JOB: Repeat the material exactly, leaving nothing out.

Source records:
===
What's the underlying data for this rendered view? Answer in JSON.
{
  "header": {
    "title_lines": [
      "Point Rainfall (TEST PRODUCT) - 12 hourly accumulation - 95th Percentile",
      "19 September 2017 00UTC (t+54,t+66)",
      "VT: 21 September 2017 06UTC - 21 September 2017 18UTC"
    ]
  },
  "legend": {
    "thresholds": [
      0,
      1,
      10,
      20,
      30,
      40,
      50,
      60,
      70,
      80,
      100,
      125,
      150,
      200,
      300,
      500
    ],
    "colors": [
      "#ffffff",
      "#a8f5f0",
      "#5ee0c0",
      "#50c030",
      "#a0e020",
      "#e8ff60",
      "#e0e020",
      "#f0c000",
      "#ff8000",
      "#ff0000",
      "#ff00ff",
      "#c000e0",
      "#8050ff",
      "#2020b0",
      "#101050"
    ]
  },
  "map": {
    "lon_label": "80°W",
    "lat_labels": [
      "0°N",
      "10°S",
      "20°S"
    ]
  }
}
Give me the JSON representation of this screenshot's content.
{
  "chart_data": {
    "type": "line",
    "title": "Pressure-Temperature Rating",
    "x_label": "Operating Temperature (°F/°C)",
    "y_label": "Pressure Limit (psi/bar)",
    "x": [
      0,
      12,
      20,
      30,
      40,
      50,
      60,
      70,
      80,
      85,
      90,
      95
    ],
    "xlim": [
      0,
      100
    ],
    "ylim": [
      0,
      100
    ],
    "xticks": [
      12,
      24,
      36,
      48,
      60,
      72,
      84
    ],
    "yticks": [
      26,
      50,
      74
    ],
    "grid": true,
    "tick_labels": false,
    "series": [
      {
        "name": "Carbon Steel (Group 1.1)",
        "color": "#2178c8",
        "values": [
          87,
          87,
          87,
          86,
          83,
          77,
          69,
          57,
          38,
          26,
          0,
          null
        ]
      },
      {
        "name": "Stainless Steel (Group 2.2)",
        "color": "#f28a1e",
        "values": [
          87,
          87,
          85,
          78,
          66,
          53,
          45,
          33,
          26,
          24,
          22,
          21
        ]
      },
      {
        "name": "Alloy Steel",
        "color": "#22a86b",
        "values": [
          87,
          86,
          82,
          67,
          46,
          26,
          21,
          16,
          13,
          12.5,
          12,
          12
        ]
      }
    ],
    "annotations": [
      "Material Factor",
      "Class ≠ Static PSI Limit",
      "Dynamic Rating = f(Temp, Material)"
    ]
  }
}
===
WRITTEN RESPONSE:
What's the underlying data for this rendered view? Answer in JSON.
{
  "header": {
    "title_lines": [
      "Point Rainfall (TEST PRODUCT) - 12 hourly accumulation - 95th Percentile",
      "19 September 2017 00UTC (t+54,t+66)",
      "VT: 21 September 2017 06UTC - 21 September 2017 18UTC"
    ]
  },
  "legend": {
    "thresholds": [
      0,
      1,
      10,
      20,
      30,
      40,
      50,
      60,
      70,
      80,
      100,
      125,
      150,
      200,
      300,
      500
    ],
    "colors": [
      "#ffffff",
      "#a8f5f0",
      "#5ee0c0",
      "#50c030",
      "#a0e020",
      "#e8ff60",
      "#e0e020",
      "#f0c000",
      "#ff8000",
      "#ff0000",
      "#ff00ff",
      "#c000e0",
      "#8050ff",
      "#2020b0",
      "#101050"
    ]
  },
  "map": {
    "lon_label": "80°W",
    "lat_labels": [
      "0°N",
      "10°S",
      "20°S"
    ]
  }
}
Give me the JSON representation of this screenshot's content.
{
  "chart_data": {
    "type": "line",
    "title": "Pressure-Temperature Rating",
    "x_label": "Operating Temperature (°F/°C)",
    "y_label": "Pressure Limit (psi/bar)",
    "x": [
      0,
      12,
      20,
      30,
      40,
      50,
      60,
      70,
      80,
      85,
      90,
      95
    ],
    "xlim": [
      0,
      100
    ],
    "ylim": [
      0,
      100
    ],
    "xticks": [
      12,
      24,
      36,
      48,
      60,
      72,
      84
    ],
    "yticks": [
      26,
      50,
      74
    ],
    "grid": true,
    "tick_labels": false,
    "series": [
      {
        "name": "Carbon Steel (Group 1.1)",
        "color": "#2178c8",
        "values": [
          87,
          87,
          87,
          86,
          83,
          77,
          69,
          57,
          38,
          26,
          0,
          null
        ]
      },
      {
        "name": "Stainless Steel (Group 2.2)",
        "color": "#f28a1e",
        "values": [
          87,
          87,
          85,
          78,
          66,
          53,
          45,
          33,
          26,
          24,
          22,
          21
        ]
      },
      {
        "name": "Alloy Steel",
        "color": "#22a86b",
        "values": [
          87,
          86,
          82,
          67,
          46,
          26,
          21,
          16,
          13,
          12.5,
          12,
          12
        ]
      }
    ],
    "annotations": [
      "Material Factor",
      "Class ≠ Static PSI Limit",
      "Dynamic Rating = f(Temp, Material)"
    ]
  }
}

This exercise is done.